Dr. Mohamed Benahmed, Leiter Sektion Netze, BFE, stellte die zentralen Vorgaben aus der Strategie Stromnetze sowie deren Umsetzungsstand aus Sicht des Bundes vor.  Er wies dabei auf die aktuellen Herausforderungen mit dem Mehrkostenfaktor 2.0 im Verteilnetz, auf die Anwendung des NoVA-Prinzips und auf die Mehrjahresplanung hin. Zudem stellte er die Ergebnisse des Monitorings zur Energiestrategie 2050 vor. Dieses wurde über das bisherige Monitoring zur Netzentwicklung erweitert und umfasst neu auch Indikatoren zur Entwicklung in Richtung «Smart Grid». Gemäss der neusten Erhebung des BFE sind beispielsweise 14% aller installierten Messgeräte Smart Meter, wobei 86 Netzbetreiber in der Schweiz die Rolloutquote von 80% bereits erfüllt haben. Während die Beschaffungskosten der konventionellen Messgeräte mit durchschnittlich CHF 170 beziffert wurden, betragen diese Kosten beim Smart Meter durchschnittlich CHF 199. Beim Eigenverbrauch wurde eine durchschnittliche Eigenverbrauchsquote von 36% ermittelt. Inwiefern diese erhobenen Daten bereits valide sind, wird das BFE in den kommenden Monaten prüfen müssen. In Bezug auf die Zukunft der Verteilnetze wies Benahmed auf die Mehrbelastung der Netze durch den massiven Ausbau der dezentralen erneuerbaren Energien sowie durch die stärkere Elektrifizierung infolge der Dekarbonisierung hin. Diese beiden Megatrends bedingen aus seiner Sicht intelligente Lösungen, für welche die Branche gefordert ist.

*ZU BEARBEITENDE AUFGABEN*.
[1] Wie hoch sind laut dem Text zur Strategie Stromnetze die durchschnittlichen Beschaffungskosten eines Smart Meters?
[2] Fassen Sie den Absatz des Textes zur Strategie Stromnetze, der mit „Dr. Mohamed Benahmed, Leiter Sektion Netze“ beginnt, als stichpunktartige Liste zusammen und behalten Sie dabei die wesentlichen Fakten bei.
Das anschließende Material stammt aus einer anderen Quelle als der Text zur Strategie Stromnetze.

*DARGESTELLTE DATEN*.

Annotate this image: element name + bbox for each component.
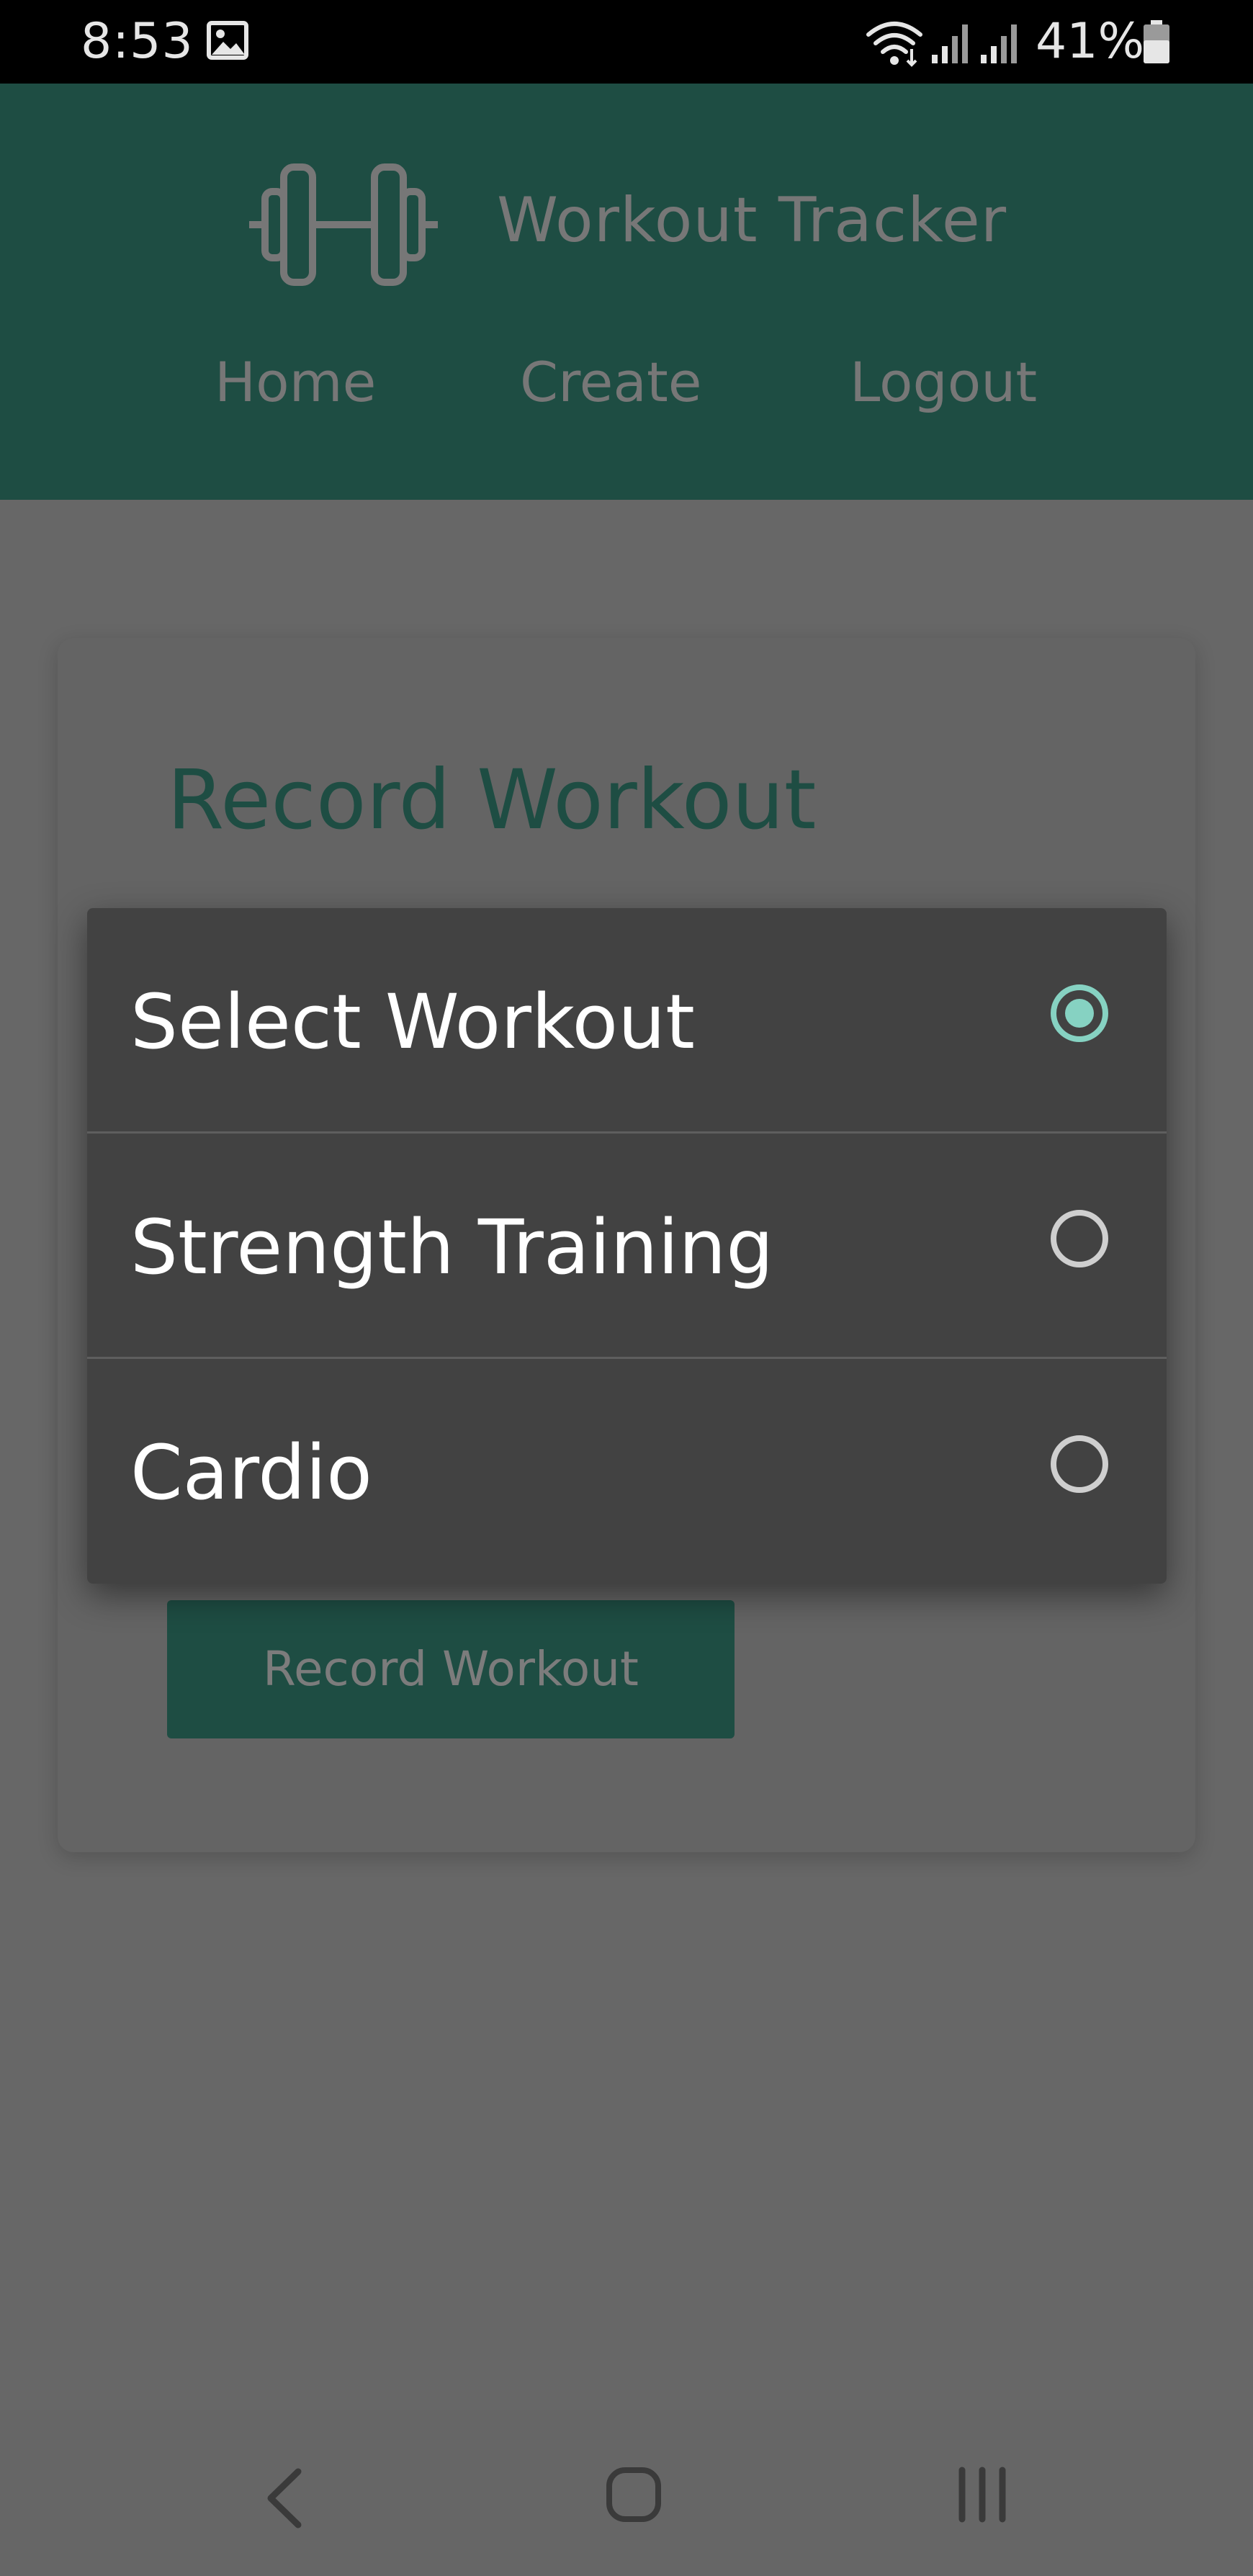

*ERGEBNISSE DER AUFGABEN*.
[1] Durchschnittlich CHF 199.

[2]
- Dr. Mohamed Benahmed (Leiter Sektion Netze, BFE) präsentierte die zentralen Vorgaben der Strategie Stromnetze und deren Umsetzungsstand aus Sicht des Bundes.
- Er verwies auf aktuelle Herausforderungen: Mehrkostenfaktor 2.0 im Verteilnetz, Anwendung des NoVA-Prinzips, Mehrjahresplanung.
- Er stellte die Ergebnisse des Monitorings zur Energiestrategie 2050 vor, das nun auch Indikatoren zur Entwicklung in Richtung „Smart Grid“ umfasst.
- 14 % aller installierten Messgeräte sind Smart Meter; 86 Netzbetreiber in der Schweiz haben die Rolloutquote von 80 % bereits erfüllt.
- Durchschnittliche Beschaffungskosten: CHF 170 für konventionelle Messgeräte, CHF 199 für Smart Meter.
- Die durchschnittliche Eigenverbrauchsquote liegt bei 36 %.
- Das BFE wird in den kommenden Monaten prüfen müssen, inwiefern diese Daten bereits valide sind.
- Der massive Ausbau dezentraler erneuerbarer Energien und die stärkere Elektrifizierung infolge der Dekarbonisierung belasten die Verteilnetze zusätzlich.
- Diese beiden Megatrends erfordern aus seiner Sicht intelligente Lösungen, für welche die Branche gefordert ist.